## TASK PROMPT
Write out the records below once more, exactly as they stand.

* BEGIN *

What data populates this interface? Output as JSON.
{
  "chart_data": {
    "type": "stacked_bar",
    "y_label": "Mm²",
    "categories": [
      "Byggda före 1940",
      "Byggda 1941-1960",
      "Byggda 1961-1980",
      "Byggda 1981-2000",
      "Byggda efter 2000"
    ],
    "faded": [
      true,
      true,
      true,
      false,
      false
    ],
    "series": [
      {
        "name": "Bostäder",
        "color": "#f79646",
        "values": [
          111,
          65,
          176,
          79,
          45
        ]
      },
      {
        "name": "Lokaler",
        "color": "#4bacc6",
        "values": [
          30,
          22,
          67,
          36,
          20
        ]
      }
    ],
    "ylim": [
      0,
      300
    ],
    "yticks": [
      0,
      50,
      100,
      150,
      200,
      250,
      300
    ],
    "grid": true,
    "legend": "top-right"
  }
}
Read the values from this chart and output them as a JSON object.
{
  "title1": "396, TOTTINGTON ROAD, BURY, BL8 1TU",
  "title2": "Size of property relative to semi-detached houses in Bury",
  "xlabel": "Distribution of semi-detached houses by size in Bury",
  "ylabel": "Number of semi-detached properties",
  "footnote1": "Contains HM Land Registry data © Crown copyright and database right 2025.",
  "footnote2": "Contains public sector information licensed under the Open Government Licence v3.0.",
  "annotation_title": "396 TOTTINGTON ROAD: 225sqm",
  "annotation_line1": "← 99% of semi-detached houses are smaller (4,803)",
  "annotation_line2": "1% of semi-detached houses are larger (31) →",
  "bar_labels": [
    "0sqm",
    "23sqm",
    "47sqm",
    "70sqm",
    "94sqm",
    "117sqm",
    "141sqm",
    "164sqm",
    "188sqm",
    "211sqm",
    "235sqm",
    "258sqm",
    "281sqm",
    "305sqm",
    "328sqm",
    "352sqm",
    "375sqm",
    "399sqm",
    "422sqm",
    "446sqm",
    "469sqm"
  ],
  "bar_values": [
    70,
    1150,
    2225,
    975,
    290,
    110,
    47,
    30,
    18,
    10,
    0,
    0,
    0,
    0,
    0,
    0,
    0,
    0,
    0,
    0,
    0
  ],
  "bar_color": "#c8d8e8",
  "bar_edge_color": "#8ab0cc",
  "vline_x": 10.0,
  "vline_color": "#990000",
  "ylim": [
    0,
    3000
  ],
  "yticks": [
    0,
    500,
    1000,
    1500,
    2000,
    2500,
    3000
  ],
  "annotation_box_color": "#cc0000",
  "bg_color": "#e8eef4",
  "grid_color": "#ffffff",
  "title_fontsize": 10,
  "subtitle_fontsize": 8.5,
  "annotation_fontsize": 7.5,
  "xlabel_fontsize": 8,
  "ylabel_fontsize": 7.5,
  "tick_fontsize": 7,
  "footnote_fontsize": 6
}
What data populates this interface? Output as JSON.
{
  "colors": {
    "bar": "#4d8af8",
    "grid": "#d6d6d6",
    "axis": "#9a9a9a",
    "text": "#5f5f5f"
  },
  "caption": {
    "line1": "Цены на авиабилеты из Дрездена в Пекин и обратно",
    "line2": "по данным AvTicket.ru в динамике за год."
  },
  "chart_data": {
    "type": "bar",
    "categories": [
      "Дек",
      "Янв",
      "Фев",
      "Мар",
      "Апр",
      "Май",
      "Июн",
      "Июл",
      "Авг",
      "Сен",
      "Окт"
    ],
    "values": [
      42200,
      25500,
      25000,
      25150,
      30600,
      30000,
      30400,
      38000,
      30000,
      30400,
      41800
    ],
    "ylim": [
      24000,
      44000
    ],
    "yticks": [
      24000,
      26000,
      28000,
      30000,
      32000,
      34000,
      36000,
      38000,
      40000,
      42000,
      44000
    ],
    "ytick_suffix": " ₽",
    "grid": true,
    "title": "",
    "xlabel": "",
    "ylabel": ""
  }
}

* END *

## ANSWER TO THE EXERCISE
What data populates this interface? Output as JSON.
{
  "chart_data": {
    "type": "stacked_bar",
    "y_label": "Mm²",
    "categories": [
      "Byggda före 1940",
      "Byggda 1941-1960",
      "Byggda 1961-1980",
      "Byggda 1981-2000",
      "Byggda efter 2000"
    ],
    "faded": [
      true,
      true,
      true,
      false,
      false
    ],
    "series": [
      {
        "name": "Bostäder",
        "color": "#f79646",
        "values": [
          111,
          65,
          176,
          79,
          45
        ]
      },
      {
        "name": "Lokaler",
        "color": "#4bacc6",
        "values": [
          30,
          22,
          67,
          36,
          20
        ]
      }
    ],
    "ylim": [
      0,
      300
    ],
    "yticks": [
      0,
      50,
      100,
      150,
      200,
      250,
      300
    ],
    "grid": true,
    "legend": "top-right"
  }
}
Read the values from this chart and output them as a JSON object.
{
  "title1": "396, TOTTINGTON ROAD, BURY, BL8 1TU",
  "title2": "Size of property relative to semi-detached houses in Bury",
  "xlabel": "Distribution of semi-detached houses by size in Bury",
  "ylabel": "Number of semi-detached properties",
  "footnote1": "Contains HM Land Registry data © Crown copyright and database right 2025.",
  "footnote2": "Contains public sector information licensed under the Open Government Licence v3.0.",
  "annotation_title": "396 TOTTINGTON ROAD: 225sqm",
  "annotation_line1": "← 99% of semi-detached houses are smaller (4,803)",
  "annotation_line2": "1% of semi-detached houses are larger (31) →",
  "bar_labels": [
    "0sqm",
    "23sqm",
    "47sqm",
    "70sqm",
    "94sqm",
    "117sqm",
    "141sqm",
    "164sqm",
    "188sqm",
    "211sqm",
    "235sqm",
    "258sqm",
    "281sqm",
    "305sqm",
    "328sqm",
    "352sqm",
    "375sqm",
    "399sqm",
    "422sqm",
    "446sqm",
    "469sqm"
  ],
  "bar_values": [
    70,
    1150,
    2225,
    975,
    290,
    110,
    47,
    30,
    18,
    10,
    0,
    0,
    0,
    0,
    0,
    0,
    0,
    0,
    0,
    0,
    0
  ],
  "bar_color": "#c8d8e8",
  "bar_edge_color": "#8ab0cc",
  "vline_x": 10.0,
  "vline_color": "#990000",
  "ylim": [
    0,
    3000
  ],
  "yticks": [
    0,
    500,
    1000,
    1500,
    2000,
    2500,
    3000
  ],
  "annotation_box_color": "#cc0000",
  "bg_color": "#e8eef4",
  "grid_color": "#ffffff",
  "title_fontsize": 10,
  "subtitle_fontsize": 8.5,
  "annotation_fontsize": 7.5,
  "xlabel_fontsize": 8,
  "ylabel_fontsize": 7.5,
  "tick_fontsize": 7,
  "footnote_fontsize": 6
}
What data populates this interface? Output as JSON.
{
  "colors": {
    "bar": "#4d8af8",
    "grid": "#d6d6d6",
    "axis": "#9a9a9a",
    "text": "#5f5f5f"
  },
  "caption": {
    "line1": "Цены на авиабилеты из Дрездена в Пекин и обратно",
    "line2": "по данным AvTicket.ru в динамике за год."
  },
  "chart_data": {
    "type": "bar",
    "categories": [
      "Дек",
      "Янв",
      "Фев",
      "Мар",
      "Апр",
      "Май",
      "Июн",
      "Июл",
      "Авг",
      "Сен",
      "Окт"
    ],
    "values": [
      42200,
      25500,
      25000,
      25150,
      30600,
      30000,
      30400,
      38000,
      30000,
      30400,
      41800
    ],
    "ylim": [
      24000,
      44000
    ],
    "yticks": [
      24000,
      26000,
      28000,
      30000,
      32000,
      34000,
      36000,
      38000,
      40000,
      42000,
      44000
    ],
    "ytick_suffix": " ₽",
    "grid": true,
    "title": "",
    "xlabel": "",
    "ylabel": ""
  }
}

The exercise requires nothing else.